• Listed entries:
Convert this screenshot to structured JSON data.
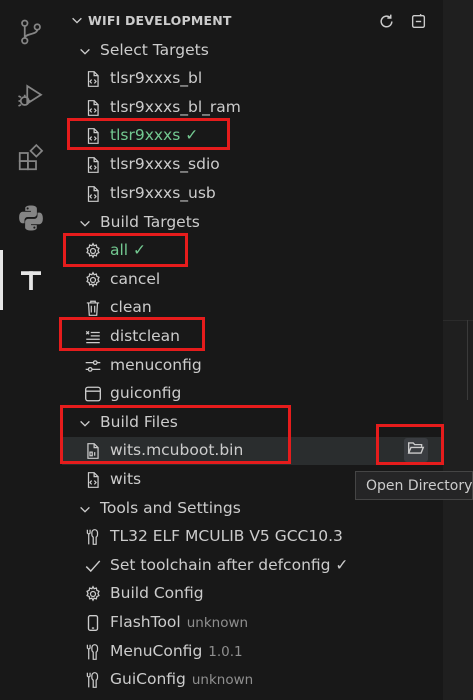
{
  "activity_bar": {
    "icons": [
      "source-control-icon",
      "run-debug-icon",
      "extensions-icon",
      "python-icon",
      "tlsr-tool-icon"
    ]
  },
  "header": {
    "title": "WIFI DEVELOPMENT",
    "actions": [
      "refresh-icon",
      "collapse-all-icon"
    ]
  },
  "tree": {
    "select_targets": {
      "label": "Select Targets",
      "items": [
        {
          "label": "tlsr9xxxs_bl"
        },
        {
          "label": "tlsr9xxxs_bl_ram"
        },
        {
          "label": "tlsr9xxxs ✓",
          "active": true
        },
        {
          "label": "tlsr9xxxs_sdio"
        },
        {
          "label": "tlsr9xxxs_usb"
        }
      ]
    },
    "build_targets": {
      "label": "Build Targets",
      "items": [
        {
          "label": "all ✓",
          "icon": "gear-icon",
          "active": true
        },
        {
          "label": "cancel",
          "icon": "gear-icon"
        },
        {
          "label": "clean",
          "icon": "trash-icon"
        },
        {
          "label": "distclean",
          "icon": "clear-all-icon"
        },
        {
          "label": "menuconfig",
          "icon": "settings-sliders-icon"
        },
        {
          "label": "guiconfig",
          "icon": "window-icon"
        }
      ]
    },
    "build_files": {
      "label": "Build Files",
      "items": [
        {
          "label": "wits.mcuboot.bin",
          "icon": "binary-file-icon"
        },
        {
          "label": "wits",
          "icon": "code-file-icon"
        }
      ]
    },
    "tools": {
      "label": "Tools and Settings",
      "items": [
        {
          "label": "TL32 ELF MCULIB V5 GCC10.3",
          "icon": "tools-icon",
          "desc": ""
        },
        {
          "label": "Set toolchain after defconfig ✓",
          "icon": "check-icon",
          "desc": ""
        },
        {
          "label": "Build Config",
          "icon": "gear-icon",
          "desc": ""
        },
        {
          "label": "FlashTool",
          "icon": "device-icon",
          "desc": "unknown"
        },
        {
          "label": "MenuConfig",
          "icon": "tools-icon",
          "desc": "1.0.1"
        },
        {
          "label": "GuiConfig",
          "icon": "tools-icon",
          "desc": "unknown"
        }
      ]
    }
  },
  "inline_action": {
    "icon": "open-folder-icon"
  },
  "tooltip": {
    "text": "Open Directory"
  },
  "colors": {
    "accent_green": "#73c991",
    "callout_red": "#e51c1c",
    "bg": "#181818"
  }
}
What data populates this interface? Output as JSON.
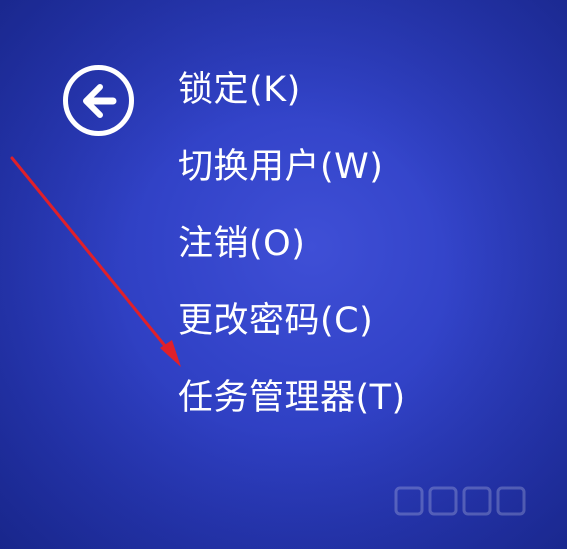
{
  "menu": {
    "items": [
      {
        "label": "锁定(K)"
      },
      {
        "label": "切换用户(W)"
      },
      {
        "label": "注销(O)"
      },
      {
        "label": "更改密码(C)"
      },
      {
        "label": "任务管理器(T)"
      }
    ]
  },
  "back_button": {
    "icon": "arrow-left-icon"
  },
  "annotation": {
    "arrow_color": "#e0202a",
    "points_to": "任务管理器(T)"
  },
  "colors": {
    "background": "#3243c8",
    "text": "#ffffff"
  }
}
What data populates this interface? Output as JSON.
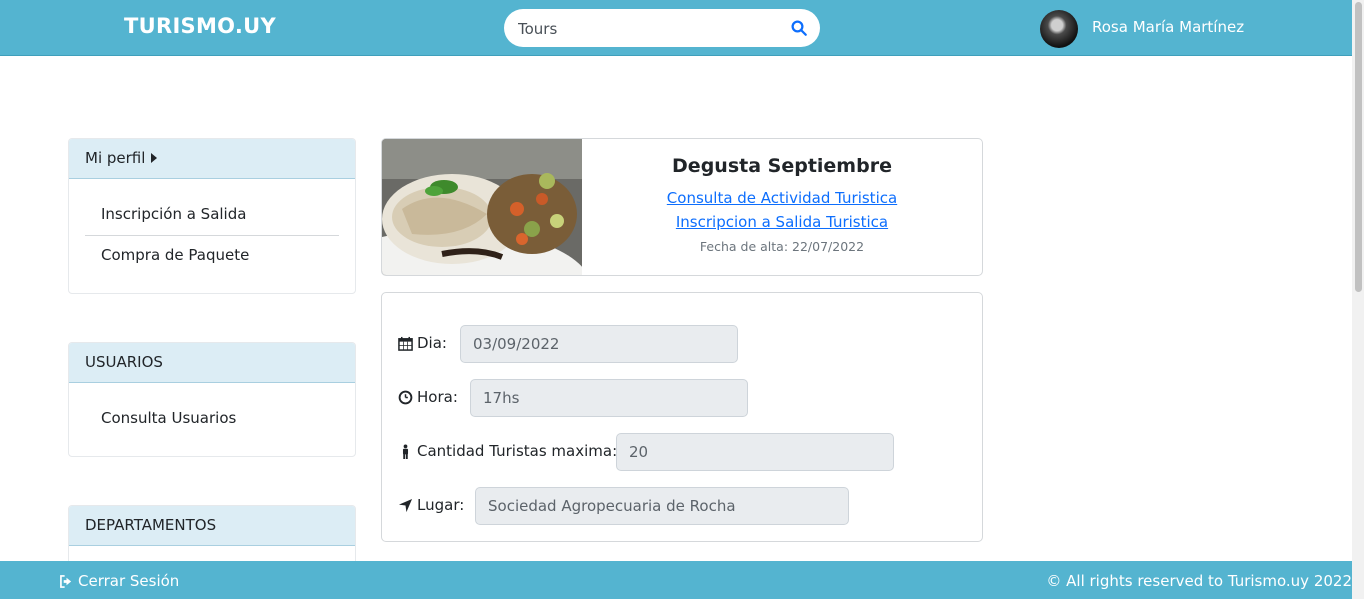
{
  "navbar": {
    "brand": "TURISMO.UY",
    "search_value": "Tours",
    "user_name": "Rosa María Martínez"
  },
  "sidebar": {
    "profile": {
      "title": "Mi perfil",
      "items": [
        "Inscripción a Salida",
        "Compra de Paquete"
      ]
    },
    "users": {
      "title": "USUARIOS",
      "items": [
        "Consulta Usuarios"
      ]
    },
    "departments": {
      "title": "DEPARTAMENTOS"
    }
  },
  "activity": {
    "title": "Degusta Septiembre",
    "link_consulta": "Consulta de Actividad Turistica",
    "link_inscripcion": "Inscripcion a Salida Turistica",
    "fecha_alta": "Fecha de alta: 22/07/2022"
  },
  "details": {
    "dia_label": "Dia:",
    "dia_value": "03/09/2022",
    "hora_label": "Hora:",
    "hora_value": "17hs",
    "cantidad_label": "Cantidad Turistas maxima:",
    "cantidad_value": "20",
    "lugar_label": "Lugar:",
    "lugar_value": "Sociedad Agropecuaria de Rocha"
  },
  "footer": {
    "logout": "Cerrar Sesión",
    "rights": "© All rights reserved to Turismo.uy 2022"
  },
  "colors": {
    "primary": "#54b4d0",
    "link": "#0d6efd",
    "card_header": "#dcedf5"
  },
  "icons": [
    "search-icon",
    "caret-right-icon",
    "calendar-icon",
    "clock-icon",
    "male-icon",
    "location-arrow-icon",
    "sign-out-icon"
  ]
}
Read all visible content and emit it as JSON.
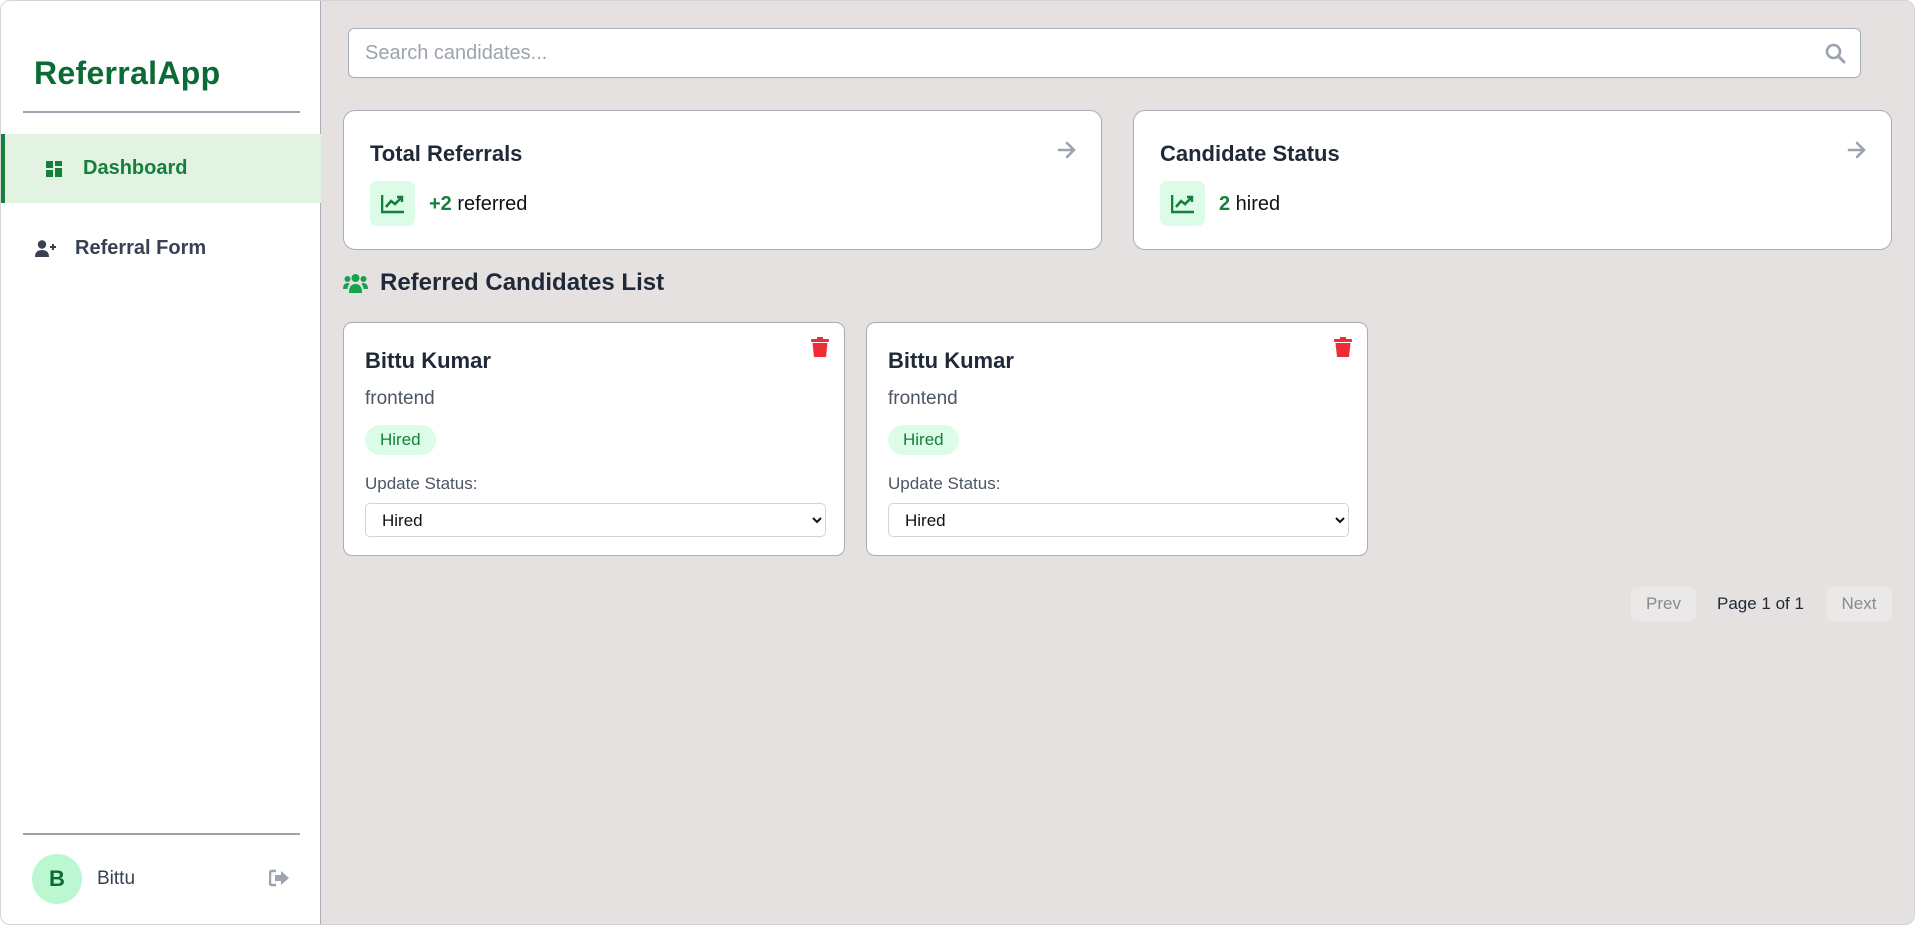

• The request: Filter the entries down to the lines with the word "title" in them.

• Completed exercise:
    "title": "WIFI DEVELOPMENT",
      "title": "Mi perfil",
      "title": "USUARIOS",
      "title": "DEPARTAMENTOS"
    "title": "Degusta Septiembre",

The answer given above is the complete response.